**Task to complete**
Output the full listing word for word.

**Data for this task**
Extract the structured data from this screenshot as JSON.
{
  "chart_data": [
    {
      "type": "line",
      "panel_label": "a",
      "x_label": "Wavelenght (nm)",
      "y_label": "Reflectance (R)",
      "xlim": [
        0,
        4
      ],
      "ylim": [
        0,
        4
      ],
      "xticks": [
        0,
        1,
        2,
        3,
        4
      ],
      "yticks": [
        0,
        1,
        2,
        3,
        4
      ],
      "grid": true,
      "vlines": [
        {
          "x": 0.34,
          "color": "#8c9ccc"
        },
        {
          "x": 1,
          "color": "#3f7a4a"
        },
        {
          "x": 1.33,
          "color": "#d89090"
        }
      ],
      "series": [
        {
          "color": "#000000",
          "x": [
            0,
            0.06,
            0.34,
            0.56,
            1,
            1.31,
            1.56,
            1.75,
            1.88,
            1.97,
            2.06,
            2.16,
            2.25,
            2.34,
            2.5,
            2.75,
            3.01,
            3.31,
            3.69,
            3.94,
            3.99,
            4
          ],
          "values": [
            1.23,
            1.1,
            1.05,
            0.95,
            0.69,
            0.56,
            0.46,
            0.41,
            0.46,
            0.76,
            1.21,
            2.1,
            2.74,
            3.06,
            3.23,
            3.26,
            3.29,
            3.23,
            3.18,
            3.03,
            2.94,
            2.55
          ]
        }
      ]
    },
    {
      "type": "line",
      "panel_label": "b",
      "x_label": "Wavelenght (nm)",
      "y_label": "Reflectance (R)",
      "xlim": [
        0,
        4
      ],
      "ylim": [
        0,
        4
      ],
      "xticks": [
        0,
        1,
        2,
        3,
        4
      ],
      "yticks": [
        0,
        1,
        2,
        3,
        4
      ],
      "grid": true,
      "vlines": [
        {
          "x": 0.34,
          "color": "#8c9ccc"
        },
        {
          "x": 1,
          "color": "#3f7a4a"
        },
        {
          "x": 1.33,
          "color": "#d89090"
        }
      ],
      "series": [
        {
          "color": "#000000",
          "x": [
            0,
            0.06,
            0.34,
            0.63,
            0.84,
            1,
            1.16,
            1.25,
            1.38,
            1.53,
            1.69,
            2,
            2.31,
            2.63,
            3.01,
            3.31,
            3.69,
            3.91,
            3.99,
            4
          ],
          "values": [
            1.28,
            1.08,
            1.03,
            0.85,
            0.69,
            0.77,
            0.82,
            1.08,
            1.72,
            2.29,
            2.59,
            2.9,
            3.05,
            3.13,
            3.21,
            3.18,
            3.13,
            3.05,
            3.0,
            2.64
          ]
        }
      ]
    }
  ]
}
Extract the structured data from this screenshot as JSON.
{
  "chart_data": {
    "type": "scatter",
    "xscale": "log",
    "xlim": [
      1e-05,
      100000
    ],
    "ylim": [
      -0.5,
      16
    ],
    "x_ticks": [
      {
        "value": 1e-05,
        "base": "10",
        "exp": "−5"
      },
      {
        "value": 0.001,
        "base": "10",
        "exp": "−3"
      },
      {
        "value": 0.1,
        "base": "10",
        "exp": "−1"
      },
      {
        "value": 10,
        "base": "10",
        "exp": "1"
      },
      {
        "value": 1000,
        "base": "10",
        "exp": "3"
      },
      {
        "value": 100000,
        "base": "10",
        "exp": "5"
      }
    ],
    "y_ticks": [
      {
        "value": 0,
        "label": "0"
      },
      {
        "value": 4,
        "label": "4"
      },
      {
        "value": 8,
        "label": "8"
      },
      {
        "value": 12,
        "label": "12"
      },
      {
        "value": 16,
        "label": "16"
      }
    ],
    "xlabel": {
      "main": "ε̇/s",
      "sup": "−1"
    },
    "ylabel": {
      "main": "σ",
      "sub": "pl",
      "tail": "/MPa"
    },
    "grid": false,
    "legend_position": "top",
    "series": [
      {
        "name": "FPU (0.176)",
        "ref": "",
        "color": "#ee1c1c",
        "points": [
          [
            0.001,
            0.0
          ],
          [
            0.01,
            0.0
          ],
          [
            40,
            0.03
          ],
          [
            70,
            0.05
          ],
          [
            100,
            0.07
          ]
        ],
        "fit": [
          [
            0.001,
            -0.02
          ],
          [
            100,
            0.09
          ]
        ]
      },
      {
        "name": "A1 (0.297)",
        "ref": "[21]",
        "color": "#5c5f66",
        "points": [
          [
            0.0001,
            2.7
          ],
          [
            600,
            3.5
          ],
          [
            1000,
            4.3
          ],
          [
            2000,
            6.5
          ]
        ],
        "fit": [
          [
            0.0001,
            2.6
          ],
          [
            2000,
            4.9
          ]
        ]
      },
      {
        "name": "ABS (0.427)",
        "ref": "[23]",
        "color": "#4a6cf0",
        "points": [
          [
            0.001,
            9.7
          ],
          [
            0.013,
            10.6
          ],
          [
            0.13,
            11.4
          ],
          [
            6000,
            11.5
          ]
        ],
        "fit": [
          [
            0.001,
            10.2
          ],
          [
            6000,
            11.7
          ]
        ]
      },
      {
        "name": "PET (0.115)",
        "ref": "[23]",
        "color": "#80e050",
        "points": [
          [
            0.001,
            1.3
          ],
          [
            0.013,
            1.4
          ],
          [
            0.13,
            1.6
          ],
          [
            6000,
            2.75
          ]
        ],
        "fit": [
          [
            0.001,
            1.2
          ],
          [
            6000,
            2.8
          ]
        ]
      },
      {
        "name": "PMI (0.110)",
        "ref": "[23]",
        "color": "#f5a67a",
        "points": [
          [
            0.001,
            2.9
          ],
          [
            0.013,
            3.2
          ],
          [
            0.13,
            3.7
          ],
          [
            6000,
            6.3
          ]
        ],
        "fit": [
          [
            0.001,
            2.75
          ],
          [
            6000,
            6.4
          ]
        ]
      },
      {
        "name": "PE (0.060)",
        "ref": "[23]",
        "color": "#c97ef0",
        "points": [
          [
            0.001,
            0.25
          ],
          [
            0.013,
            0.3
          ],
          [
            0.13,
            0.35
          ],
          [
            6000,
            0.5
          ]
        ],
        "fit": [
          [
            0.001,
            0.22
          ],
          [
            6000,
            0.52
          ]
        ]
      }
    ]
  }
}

**Output for this task**
Extract the structured data from this screenshot as JSON.
{
  "chart_data": [
    {
      "type": "line",
      "panel_label": "a",
      "x_label": "Wavelenght (nm)",
      "y_label": "Reflectance (R)",
      "xlim": [
        0,
        4
      ],
      "ylim": [
        0,
        4
      ],
      "xticks": [
        0,
        1,
        2,
        3,
        4
      ],
      "yticks": [
        0,
        1,
        2,
        3,
        4
      ],
      "grid": true,
      "vlines": [
        {
          "x": 0.34,
          "color": "#8c9ccc"
        },
        {
          "x": 1,
          "color": "#3f7a4a"
        },
        {
          "x": 1.33,
          "color": "#d89090"
        }
      ],
      "series": [
        {
          "color": "#000000",
          "x": [
            0,
            0.06,
            0.34,
            0.56,
            1,
            1.31,
            1.56,
            1.75,
            1.88,
            1.97,
            2.06,
            2.16,
            2.25,
            2.34,
            2.5,
            2.75,
            3.01,
            3.31,
            3.69,
            3.94,
            3.99,
            4
          ],
          "values": [
            1.23,
            1.1,
            1.05,
            0.95,
            0.69,
            0.56,
            0.46,
            0.41,
            0.46,
            0.76,
            1.21,
            2.1,
            2.74,
            3.06,
            3.23,
            3.26,
            3.29,
            3.23,
            3.18,
            3.03,
            2.94,
            2.55
          ]
        }
      ]
    },
    {
      "type": "line",
      "panel_label": "b",
      "x_label": "Wavelenght (nm)",
      "y_label": "Reflectance (R)",
      "xlim": [
        0,
        4
      ],
      "ylim": [
        0,
        4
      ],
      "xticks": [
        0,
        1,
        2,
        3,
        4
      ],
      "yticks": [
        0,
        1,
        2,
        3,
        4
      ],
      "grid": true,
      "vlines": [
        {
          "x": 0.34,
          "color": "#8c9ccc"
        },
        {
          "x": 1,
          "color": "#3f7a4a"
        },
        {
          "x": 1.33,
          "color": "#d89090"
        }
      ],
      "series": [
        {
          "color": "#000000",
          "x": [
            0,
            0.06,
            0.34,
            0.63,
            0.84,
            1,
            1.16,
            1.25,
            1.38,
            1.53,
            1.69,
            2,
            2.31,
            2.63,
            3.01,
            3.31,
            3.69,
            3.91,
            3.99,
            4
          ],
          "values": [
            1.28,
            1.08,
            1.03,
            0.85,
            0.69,
            0.77,
            0.82,
            1.08,
            1.72,
            2.29,
            2.59,
            2.9,
            3.05,
            3.13,
            3.21,
            3.18,
            3.13,
            3.05,
            3.0,
            2.64
          ]
        }
      ]
    }
  ]
}
Extract the structured data from this screenshot as JSON.
{
  "chart_data": {
    "type": "scatter",
    "xscale": "log",
    "xlim": [
      1e-05,
      100000
    ],
    "ylim": [
      -0.5,
      16
    ],
    "x_ticks": [
      {
        "value": 1e-05,
        "base": "10",
        "exp": "−5"
      },
      {
        "value": 0.001,
        "base": "10",
        "exp": "−3"
      },
      {
        "value": 0.1,
        "base": "10",
        "exp": "−1"
      },
      {
        "value": 10,
        "base": "10",
        "exp": "1"
      },
      {
        "value": 1000,
        "base": "10",
        "exp": "3"
      },
      {
        "value": 100000,
        "base": "10",
        "exp": "5"
      }
    ],
    "y_ticks": [
      {
        "value": 0,
        "label": "0"
      },
      {
        "value": 4,
        "label": "4"
      },
      {
        "value": 8,
        "label": "8"
      },
      {
        "value": 12,
        "label": "12"
      },
      {
        "value": 16,
        "label": "16"
      }
    ],
    "xlabel": {
      "main": "ε̇/s",
      "sup": "−1"
    },
    "ylabel": {
      "main": "σ",
      "sub": "pl",
      "tail": "/MPa"
    },
    "grid": false,
    "legend_position": "top",
    "series": [
      {
        "name": "FPU (0.176)",
        "ref": "",
        "color": "#ee1c1c",
        "points": [
          [
            0.001,
            0.0
          ],
          [
            0.01,
            0.0
          ],
          [
            40,
            0.03
          ],
          [
            70,
            0.05
          ],
          [
            100,
            0.07
          ]
        ],
        "fit": [
          [
            0.001,
            -0.02
          ],
          [
            100,
            0.09
          ]
        ]
      },
      {
        "name": "A1 (0.297)",
        "ref": "[21]",
        "color": "#5c5f66",
        "points": [
          [
            0.0001,
            2.7
          ],
          [
            600,
            3.5
          ],
          [
            1000,
            4.3
          ],
          [
            2000,
            6.5
          ]
        ],
        "fit": [
          [
            0.0001,
            2.6
          ],
          [
            2000,
            4.9
          ]
        ]
      },
      {
        "name": "ABS (0.427)",
        "ref": "[23]",
        "color": "#4a6cf0",
        "points": [
          [
            0.001,
            9.7
          ],
          [
            0.013,
            10.6
          ],
          [
            0.13,
            11.4
          ],
          [
            6000,
            11.5
          ]
        ],
        "fit": [
          [
            0.001,
            10.2
          ],
          [
            6000,
            11.7
          ]
        ]
      },
      {
        "name": "PET (0.115)",
        "ref": "[23]",
        "color": "#80e050",
        "points": [
          [
            0.001,
            1.3
          ],
          [
            0.013,
            1.4
          ],
          [
            0.13,
            1.6
          ],
          [
            6000,
            2.75
          ]
        ],
        "fit": [
          [
            0.001,
            1.2
          ],
          [
            6000,
            2.8
          ]
        ]
      },
      {
        "name": "PMI (0.110)",
        "ref": "[23]",
        "color": "#f5a67a",
        "points": [
          [
            0.001,
            2.9
          ],
          [
            0.013,
            3.2
          ],
          [
            0.13,
            3.7
          ],
          [
            6000,
            6.3
          ]
        ],
        "fit": [
          [
            0.001,
            2.75
          ],
          [
            6000,
            6.4
          ]
        ]
      },
      {
        "name": "PE (0.060)",
        "ref": "[23]",
        "color": "#c97ef0",
        "points": [
          [
            0.001,
            0.25
          ],
          [
            0.013,
            0.3
          ],
          [
            0.13,
            0.35
          ],
          [
            6000,
            0.5
          ]
        ],
        "fit": [
          [
            0.001,
            0.22
          ],
          [
            6000,
            0.52
          ]
        ]
      }
    ]
  }
}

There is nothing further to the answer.